* _DOCUMENT SEGMENT_:

▼

1 billion rows challenge
August 7, 2024
There was a challenge posted for processing 1 billion rows of data. It originally started as a blog post by a software engineer, and shortly after it became popular.
The original challenge was for Java, and there were some very impressive solutions that I will not come close to here.
After some thinking I decided to give it a shot as a fun project. I don't think I am a incredible Python programmer by any means, but I have enough knowledge to get a fair shot!
Context
The input consists of 1 billion rows of data, each row is a string that has a city name, and a temperature reading:
Johannesburg;23
New York;12
London;15
....
Rules followed (not all but the most important from original post):
- No external libraries
- Implementation is in a single source file
- Computation happens at runtime
Objective
- For every unique city in the data, print the mean, max, and min of temperature readings
Time to work
My initial thoughts were going to use a dictionary to store the data since the lookups are O(1)
. To start simple, I just ran a for loop for every row and stored the cities in the dictionary. This was running suprisingly "fast" off the bat (a little over 1 million rows a second), but still took several minutes to finish.
Obviously, this approach is not optimal.
My next thoughts are to read the rows with multiple threads so we can take advantage of multiprocessing. This can significantly improve the performance as multiple threads run concurrently across the data.
The question is, how do we calculate the mean, min, and max of all stations if we use seperate threads to read the data? This is a significant question because code is sequential in terms of execution order within 1 thread. When we introduce multiprocessing, we have to think about the problem differently, and try to split it up such that multiple threads can take full advantage of working alongside eachother without requiring any synchronization.
This is a diagram of the approach I took:
So, why does this work? This works because each thread is processing and storing into memory what it has observed. You can think of the input as a continous stream of data. The threads will run concurrently and process the data, doing essential calculations optimally. They do not rely on eachother as they run through the file performing these calculations. The calculations are also not what our final output will be, because it not possible to output the mean, min, and max of the stations in this manner without subjecting to a single threaded approach. Instead, what we do is store the local minimum, local maximum, the running count of stations observed by the thread, and the sum of the temperatures observed by the thread.
The idea is that when the threads finish processing the chunks, we will merge the data the threads have gathered, and perform our final calculations for the output.
In order to achieve this, the threads need to process their own allocated sets of the data. To preserve memory, I also limited the amount of how much threads can read to 1 gigabyte of the file at a time.
Below is a diagram of the process:
For reference, the total file size of the input file was 10 gigabytes.

▲

* _THE TASKS_:
[1] Quote word for word the stretch of the listing from its first line through the line containing "Text: 3 ft: 3 ft <box>222 290 250 307</box>".
[2] Continue the post about the 1 billion rows challenge, picking up after its final sentence.
The post and the listing come from unrelated sources.

* _TASK INPUTS_:
▼

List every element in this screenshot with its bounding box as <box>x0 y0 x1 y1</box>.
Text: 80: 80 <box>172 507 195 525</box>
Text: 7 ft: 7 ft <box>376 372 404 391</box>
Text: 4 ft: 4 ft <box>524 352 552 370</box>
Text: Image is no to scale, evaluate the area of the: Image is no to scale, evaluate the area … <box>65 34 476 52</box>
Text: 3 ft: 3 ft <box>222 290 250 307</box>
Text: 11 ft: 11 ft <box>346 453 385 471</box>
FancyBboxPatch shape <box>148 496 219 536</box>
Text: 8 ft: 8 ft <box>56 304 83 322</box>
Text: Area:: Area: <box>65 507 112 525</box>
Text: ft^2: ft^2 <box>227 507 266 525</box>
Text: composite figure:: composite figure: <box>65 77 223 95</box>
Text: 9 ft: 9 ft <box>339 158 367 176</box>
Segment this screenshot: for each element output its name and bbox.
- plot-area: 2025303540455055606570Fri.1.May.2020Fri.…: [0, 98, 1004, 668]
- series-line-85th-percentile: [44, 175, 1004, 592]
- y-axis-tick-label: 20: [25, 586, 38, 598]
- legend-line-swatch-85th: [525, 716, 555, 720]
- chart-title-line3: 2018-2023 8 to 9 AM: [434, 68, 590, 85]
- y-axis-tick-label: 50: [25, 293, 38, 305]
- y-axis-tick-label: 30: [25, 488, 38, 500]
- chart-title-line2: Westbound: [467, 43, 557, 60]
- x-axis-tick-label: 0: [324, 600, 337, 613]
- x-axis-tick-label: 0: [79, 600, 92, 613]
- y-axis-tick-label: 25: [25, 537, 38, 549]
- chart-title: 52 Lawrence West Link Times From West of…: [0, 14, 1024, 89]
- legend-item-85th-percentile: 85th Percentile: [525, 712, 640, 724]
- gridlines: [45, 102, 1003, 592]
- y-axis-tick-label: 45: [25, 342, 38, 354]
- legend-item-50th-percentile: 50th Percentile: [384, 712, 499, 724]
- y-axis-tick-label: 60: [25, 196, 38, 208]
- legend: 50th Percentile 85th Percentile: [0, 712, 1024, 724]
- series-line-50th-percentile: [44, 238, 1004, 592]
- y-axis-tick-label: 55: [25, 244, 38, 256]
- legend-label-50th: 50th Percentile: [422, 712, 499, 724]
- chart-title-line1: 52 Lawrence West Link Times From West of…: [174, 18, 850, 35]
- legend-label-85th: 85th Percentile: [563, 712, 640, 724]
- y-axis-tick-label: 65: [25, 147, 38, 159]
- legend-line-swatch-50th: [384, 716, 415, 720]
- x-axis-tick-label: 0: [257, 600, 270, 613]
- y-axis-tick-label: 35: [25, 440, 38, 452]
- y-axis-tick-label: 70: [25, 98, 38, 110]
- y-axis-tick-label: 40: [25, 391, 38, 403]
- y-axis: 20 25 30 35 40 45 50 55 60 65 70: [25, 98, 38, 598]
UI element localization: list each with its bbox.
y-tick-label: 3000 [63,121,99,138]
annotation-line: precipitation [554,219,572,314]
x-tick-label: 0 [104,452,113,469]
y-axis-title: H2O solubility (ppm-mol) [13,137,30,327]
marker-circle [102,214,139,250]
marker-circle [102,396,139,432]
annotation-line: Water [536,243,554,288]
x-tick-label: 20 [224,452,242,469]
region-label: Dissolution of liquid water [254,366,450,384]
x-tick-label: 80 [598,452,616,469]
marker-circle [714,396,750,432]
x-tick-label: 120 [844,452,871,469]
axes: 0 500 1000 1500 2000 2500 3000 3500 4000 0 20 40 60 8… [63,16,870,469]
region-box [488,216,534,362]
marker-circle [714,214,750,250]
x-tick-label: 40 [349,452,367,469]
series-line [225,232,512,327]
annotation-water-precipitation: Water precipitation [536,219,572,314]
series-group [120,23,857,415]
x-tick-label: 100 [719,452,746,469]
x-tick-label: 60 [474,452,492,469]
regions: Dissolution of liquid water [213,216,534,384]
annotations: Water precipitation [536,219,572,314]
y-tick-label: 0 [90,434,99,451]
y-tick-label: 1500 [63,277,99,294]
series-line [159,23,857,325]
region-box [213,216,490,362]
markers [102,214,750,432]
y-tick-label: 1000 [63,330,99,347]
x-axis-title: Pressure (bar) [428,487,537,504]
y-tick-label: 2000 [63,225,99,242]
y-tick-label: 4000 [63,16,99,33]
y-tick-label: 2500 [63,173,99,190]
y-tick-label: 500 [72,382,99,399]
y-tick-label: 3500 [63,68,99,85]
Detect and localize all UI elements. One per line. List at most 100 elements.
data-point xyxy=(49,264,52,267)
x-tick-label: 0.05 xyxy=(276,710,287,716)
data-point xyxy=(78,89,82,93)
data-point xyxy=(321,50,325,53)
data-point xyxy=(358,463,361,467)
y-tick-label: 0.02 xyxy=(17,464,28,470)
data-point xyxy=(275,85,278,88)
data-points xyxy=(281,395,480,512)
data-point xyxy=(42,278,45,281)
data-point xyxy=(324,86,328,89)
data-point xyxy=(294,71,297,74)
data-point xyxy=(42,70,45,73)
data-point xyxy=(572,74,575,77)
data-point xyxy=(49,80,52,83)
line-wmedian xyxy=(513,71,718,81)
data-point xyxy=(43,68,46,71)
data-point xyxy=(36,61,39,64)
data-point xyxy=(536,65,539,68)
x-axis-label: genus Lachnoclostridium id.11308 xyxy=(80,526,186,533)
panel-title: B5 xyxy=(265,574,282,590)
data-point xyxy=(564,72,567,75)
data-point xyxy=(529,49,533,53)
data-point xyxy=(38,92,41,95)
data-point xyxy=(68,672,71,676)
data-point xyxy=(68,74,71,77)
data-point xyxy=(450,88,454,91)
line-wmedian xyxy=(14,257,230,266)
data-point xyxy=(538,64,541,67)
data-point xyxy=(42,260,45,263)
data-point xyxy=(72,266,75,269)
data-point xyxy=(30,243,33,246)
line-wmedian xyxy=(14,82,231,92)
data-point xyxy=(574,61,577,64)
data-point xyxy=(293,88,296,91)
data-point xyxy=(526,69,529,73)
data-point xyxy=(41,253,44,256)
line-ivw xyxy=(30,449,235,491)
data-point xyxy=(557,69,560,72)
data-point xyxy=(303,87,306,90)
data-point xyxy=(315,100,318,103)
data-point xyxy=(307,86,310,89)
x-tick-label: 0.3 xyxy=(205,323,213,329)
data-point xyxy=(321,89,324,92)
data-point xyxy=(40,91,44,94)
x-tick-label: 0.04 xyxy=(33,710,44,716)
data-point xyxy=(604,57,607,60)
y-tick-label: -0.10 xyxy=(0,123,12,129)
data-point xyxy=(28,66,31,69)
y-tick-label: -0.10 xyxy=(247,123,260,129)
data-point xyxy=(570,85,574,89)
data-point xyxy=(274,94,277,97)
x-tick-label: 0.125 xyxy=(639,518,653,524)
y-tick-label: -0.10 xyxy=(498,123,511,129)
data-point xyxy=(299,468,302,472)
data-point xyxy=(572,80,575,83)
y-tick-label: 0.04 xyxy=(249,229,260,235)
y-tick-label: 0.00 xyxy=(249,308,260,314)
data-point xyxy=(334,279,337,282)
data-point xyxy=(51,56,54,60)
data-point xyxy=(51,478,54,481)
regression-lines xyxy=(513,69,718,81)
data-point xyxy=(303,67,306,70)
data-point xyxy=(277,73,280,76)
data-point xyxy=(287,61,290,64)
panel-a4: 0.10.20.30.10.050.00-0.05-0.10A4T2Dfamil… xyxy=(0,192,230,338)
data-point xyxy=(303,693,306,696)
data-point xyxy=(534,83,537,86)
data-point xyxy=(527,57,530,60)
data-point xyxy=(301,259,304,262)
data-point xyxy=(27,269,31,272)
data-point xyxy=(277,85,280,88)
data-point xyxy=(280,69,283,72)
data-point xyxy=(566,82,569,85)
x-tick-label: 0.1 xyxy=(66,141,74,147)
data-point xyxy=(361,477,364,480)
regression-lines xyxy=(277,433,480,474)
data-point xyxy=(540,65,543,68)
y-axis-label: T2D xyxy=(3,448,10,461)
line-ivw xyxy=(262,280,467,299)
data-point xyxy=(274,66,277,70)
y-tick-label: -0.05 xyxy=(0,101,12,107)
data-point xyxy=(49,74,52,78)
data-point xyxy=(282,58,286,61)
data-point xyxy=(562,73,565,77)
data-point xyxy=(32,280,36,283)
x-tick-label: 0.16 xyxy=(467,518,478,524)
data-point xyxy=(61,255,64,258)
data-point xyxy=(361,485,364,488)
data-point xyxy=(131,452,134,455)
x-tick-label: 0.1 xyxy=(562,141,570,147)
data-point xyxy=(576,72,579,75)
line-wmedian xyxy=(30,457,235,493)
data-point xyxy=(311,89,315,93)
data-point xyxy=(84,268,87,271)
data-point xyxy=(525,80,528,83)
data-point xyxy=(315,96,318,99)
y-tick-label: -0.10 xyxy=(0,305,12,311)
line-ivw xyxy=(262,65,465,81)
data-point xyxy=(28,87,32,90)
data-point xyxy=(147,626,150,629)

▲

* _ANSWER SET_:
[1]
List every element in this screenshot with its bounding box as <box>x0 y0 x1 y1</box>.
Text: 80: 80 <box>172 507 195 525</box>
Text: 7 ft: 7 ft <box>376 372 404 391</box>
Text: 4 ft: 4 ft <box>524 352 552 370</box>
Text: Image is no to scale, evaluate the area of the: Image is no to scale, evaluate the area … <box>65 34 476 52</box>
Text: 3 ft: 3 ft <box>222 290 250 307</box>

[2]
I started with k=1024 (1 gigabyte), and the results were not impressive:
Obviously, this is a massive improvement from the initial several minute run. I started looking at the surrounding code to ensure I wasn't doing any unnecessary work.
But, I couldn't find much improvement, so then I started experimenting.
I lowered the k value to 512 megabytes, and the results were:
Let's talk about why this small change had a 22% time improvement.
I believe that there is a diminishing return on the amount of data that a thread processes. The more data a thread processes in this instance, the more overhead (outside of calculations obviously) occur. An example of this is reading the chunk of data. In Python, this overhead is abstracted away tremendously as Python is a fairly high-level language. Also, the thread will be busy doing more work, and the Python multiprocessing pool will have to wait longer for threads to finish before tackling more chunks.
Lets experiment some more, and take k down even lower. This time let's take it down to 100 megabytes.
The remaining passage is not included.